### RECORDS FOR THE TASK

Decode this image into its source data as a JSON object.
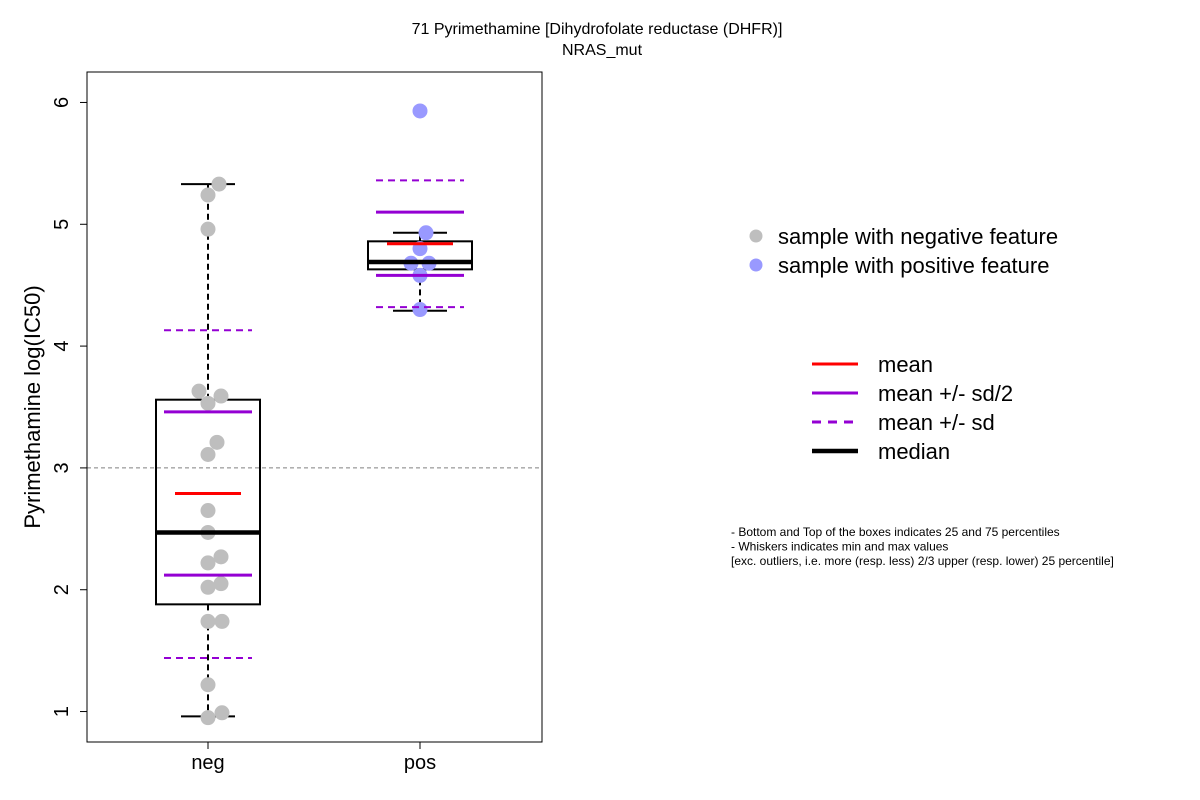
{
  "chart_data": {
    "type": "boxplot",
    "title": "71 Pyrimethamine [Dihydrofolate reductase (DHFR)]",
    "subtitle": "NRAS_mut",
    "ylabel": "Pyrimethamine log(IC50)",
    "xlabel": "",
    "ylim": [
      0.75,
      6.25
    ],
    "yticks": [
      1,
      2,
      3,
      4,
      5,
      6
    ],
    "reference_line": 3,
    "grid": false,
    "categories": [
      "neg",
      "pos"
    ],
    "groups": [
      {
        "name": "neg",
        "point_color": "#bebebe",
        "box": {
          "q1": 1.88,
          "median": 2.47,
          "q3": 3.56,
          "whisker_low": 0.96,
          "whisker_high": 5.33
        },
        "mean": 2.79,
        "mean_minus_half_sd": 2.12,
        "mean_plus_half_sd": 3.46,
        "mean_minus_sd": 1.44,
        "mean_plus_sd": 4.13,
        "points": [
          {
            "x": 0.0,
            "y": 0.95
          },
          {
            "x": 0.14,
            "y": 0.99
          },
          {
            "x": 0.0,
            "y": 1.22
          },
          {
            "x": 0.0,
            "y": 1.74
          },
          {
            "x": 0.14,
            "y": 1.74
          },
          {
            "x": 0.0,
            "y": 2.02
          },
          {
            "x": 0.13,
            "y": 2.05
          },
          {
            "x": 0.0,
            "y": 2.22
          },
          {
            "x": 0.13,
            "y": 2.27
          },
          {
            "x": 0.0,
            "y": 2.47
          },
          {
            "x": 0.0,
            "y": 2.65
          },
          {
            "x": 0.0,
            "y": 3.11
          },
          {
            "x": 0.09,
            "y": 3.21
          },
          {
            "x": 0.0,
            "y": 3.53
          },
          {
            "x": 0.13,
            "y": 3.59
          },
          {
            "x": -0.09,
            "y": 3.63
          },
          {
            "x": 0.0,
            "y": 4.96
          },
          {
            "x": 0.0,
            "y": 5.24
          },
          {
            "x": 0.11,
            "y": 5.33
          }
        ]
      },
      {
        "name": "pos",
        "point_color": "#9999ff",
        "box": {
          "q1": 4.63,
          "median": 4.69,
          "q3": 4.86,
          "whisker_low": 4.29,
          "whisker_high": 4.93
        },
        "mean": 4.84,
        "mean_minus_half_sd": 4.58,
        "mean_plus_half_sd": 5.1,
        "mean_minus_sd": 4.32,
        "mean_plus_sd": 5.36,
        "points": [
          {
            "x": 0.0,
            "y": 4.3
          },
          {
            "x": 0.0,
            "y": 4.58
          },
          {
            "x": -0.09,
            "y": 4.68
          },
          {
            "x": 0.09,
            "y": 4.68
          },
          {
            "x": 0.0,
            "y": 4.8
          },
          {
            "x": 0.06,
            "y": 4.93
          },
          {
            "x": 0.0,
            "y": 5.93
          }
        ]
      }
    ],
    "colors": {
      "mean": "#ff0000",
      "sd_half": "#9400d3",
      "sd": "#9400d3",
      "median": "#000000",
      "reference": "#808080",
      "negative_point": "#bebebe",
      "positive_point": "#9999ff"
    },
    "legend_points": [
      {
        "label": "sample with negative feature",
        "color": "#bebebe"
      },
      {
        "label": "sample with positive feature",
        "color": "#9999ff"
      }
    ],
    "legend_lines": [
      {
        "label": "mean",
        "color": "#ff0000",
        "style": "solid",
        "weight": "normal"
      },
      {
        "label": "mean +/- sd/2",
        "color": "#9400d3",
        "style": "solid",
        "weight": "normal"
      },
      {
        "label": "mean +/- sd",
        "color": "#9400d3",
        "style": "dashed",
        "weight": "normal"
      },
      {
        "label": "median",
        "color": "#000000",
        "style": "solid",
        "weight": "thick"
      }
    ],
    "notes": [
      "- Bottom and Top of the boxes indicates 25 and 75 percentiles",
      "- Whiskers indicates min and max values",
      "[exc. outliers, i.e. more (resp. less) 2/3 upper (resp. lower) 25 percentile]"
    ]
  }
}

######
### RECORDS FOR THE TASK

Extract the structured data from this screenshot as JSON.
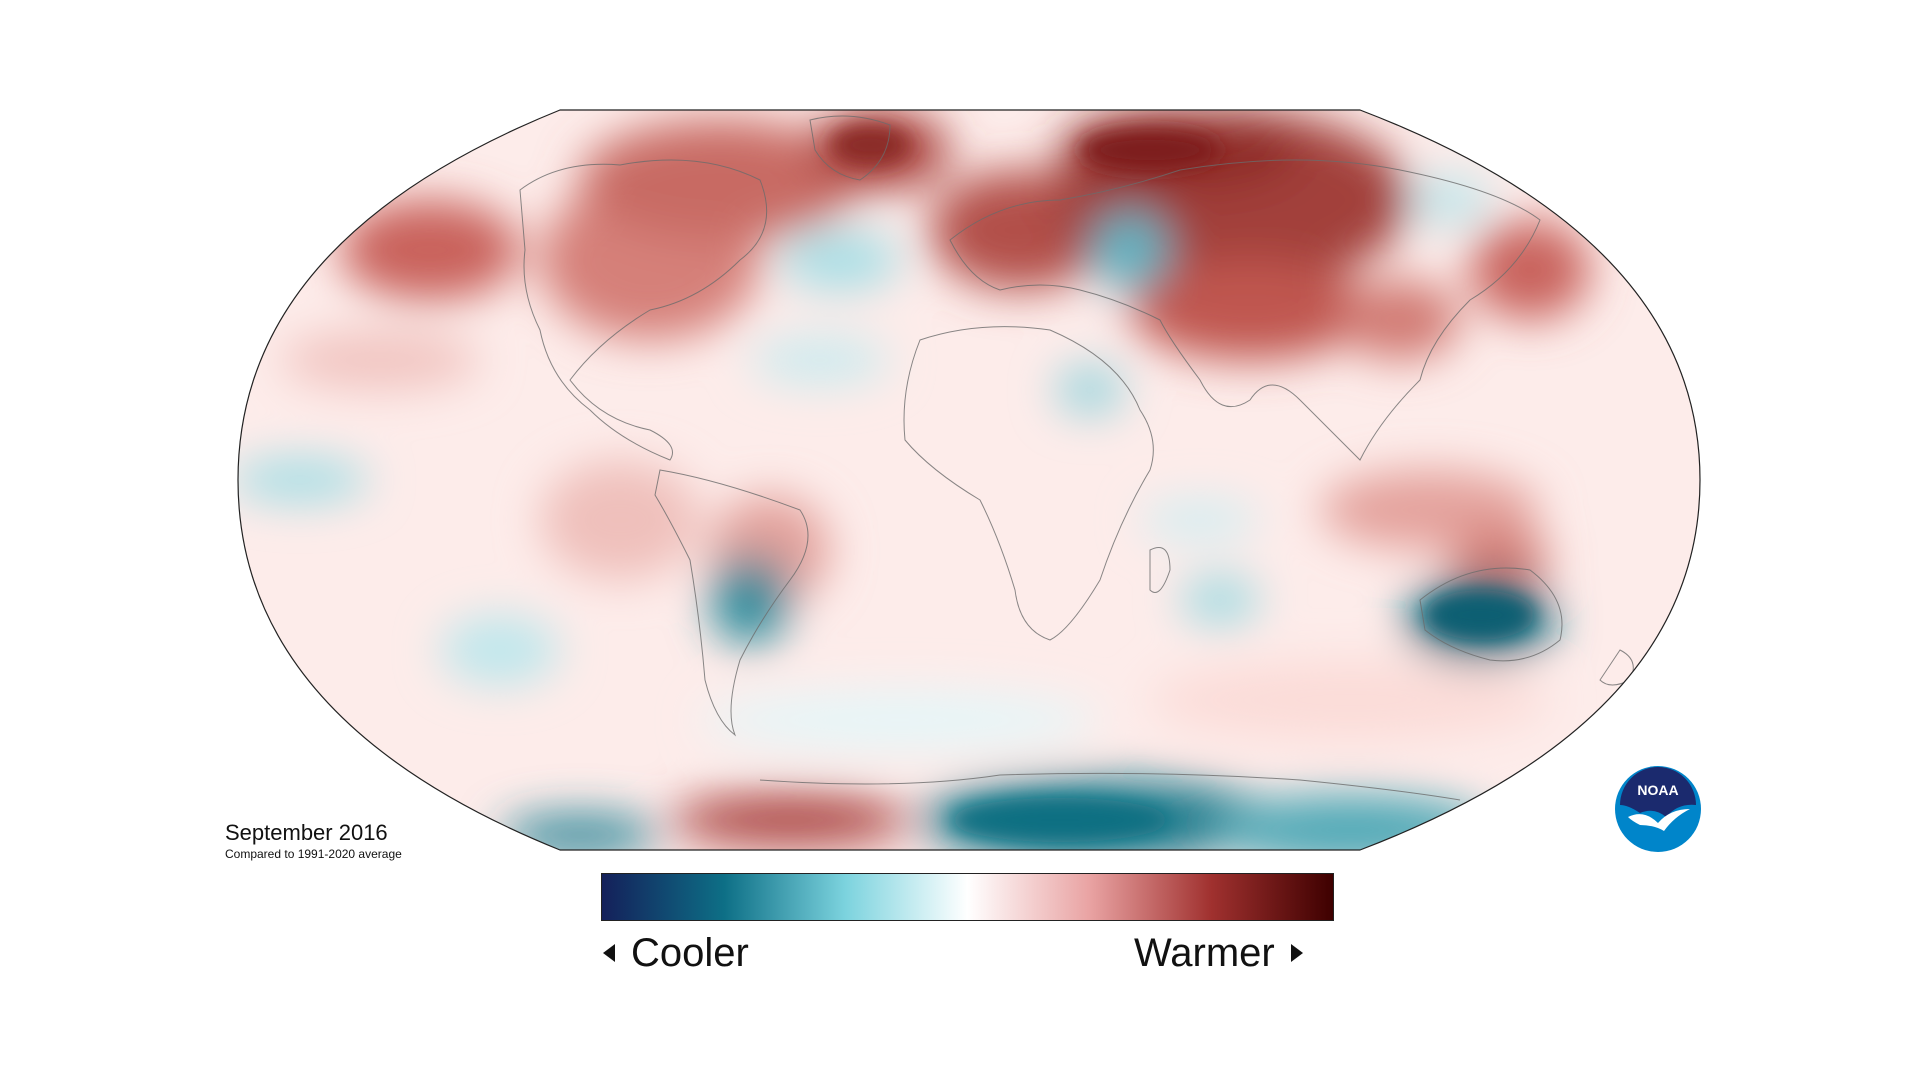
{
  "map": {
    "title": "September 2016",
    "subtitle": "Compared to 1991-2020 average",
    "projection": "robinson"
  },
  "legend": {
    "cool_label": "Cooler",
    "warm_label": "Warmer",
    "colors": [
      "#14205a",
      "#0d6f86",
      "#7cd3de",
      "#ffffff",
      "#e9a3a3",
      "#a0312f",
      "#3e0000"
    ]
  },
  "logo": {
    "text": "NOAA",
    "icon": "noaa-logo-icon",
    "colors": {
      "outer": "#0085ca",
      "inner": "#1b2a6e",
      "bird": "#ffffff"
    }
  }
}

######

# [WHAT THE TASK REQUIRES]
Copy out every line of the data that includes "JSON".

# [SOLUTION]
Decode this image into its source data as a JSON object.
Extract the structured data from this screenshot as JSON.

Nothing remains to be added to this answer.